One number is the full answer: how many lines in the records contain the word "Gesandschaft"?

--- GIVEN RECORDS Enclosed Below ---

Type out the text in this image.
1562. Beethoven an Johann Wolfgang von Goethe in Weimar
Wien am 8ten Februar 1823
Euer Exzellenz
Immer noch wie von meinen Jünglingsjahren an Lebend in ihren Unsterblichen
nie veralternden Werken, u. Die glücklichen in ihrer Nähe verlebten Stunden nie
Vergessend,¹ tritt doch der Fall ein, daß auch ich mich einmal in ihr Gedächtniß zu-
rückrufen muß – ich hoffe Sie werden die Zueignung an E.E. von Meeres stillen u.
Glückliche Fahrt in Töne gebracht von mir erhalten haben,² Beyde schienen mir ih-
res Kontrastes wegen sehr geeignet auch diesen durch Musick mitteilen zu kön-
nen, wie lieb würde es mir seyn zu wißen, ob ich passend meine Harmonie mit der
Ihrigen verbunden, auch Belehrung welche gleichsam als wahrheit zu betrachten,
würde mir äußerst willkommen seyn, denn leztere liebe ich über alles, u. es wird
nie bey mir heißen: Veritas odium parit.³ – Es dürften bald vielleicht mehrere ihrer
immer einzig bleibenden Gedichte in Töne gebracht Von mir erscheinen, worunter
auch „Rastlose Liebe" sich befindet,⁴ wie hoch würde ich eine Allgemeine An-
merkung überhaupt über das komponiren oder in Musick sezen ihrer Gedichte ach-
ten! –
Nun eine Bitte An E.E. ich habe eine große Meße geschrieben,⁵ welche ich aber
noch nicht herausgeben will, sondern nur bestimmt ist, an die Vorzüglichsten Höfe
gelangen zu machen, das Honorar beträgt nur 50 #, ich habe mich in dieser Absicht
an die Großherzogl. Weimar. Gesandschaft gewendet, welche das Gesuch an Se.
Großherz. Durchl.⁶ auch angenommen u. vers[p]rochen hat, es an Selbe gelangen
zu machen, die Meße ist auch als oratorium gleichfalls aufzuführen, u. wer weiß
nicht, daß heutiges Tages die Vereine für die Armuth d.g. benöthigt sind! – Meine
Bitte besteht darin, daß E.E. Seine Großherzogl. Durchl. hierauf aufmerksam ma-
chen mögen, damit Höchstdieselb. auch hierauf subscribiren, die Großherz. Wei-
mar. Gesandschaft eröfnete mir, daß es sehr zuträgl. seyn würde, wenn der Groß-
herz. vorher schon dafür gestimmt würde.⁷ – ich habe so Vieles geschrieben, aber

--- End of Enclosed GIVEN RECORDS ---

OUTPUT OF THE EXERCISE — 2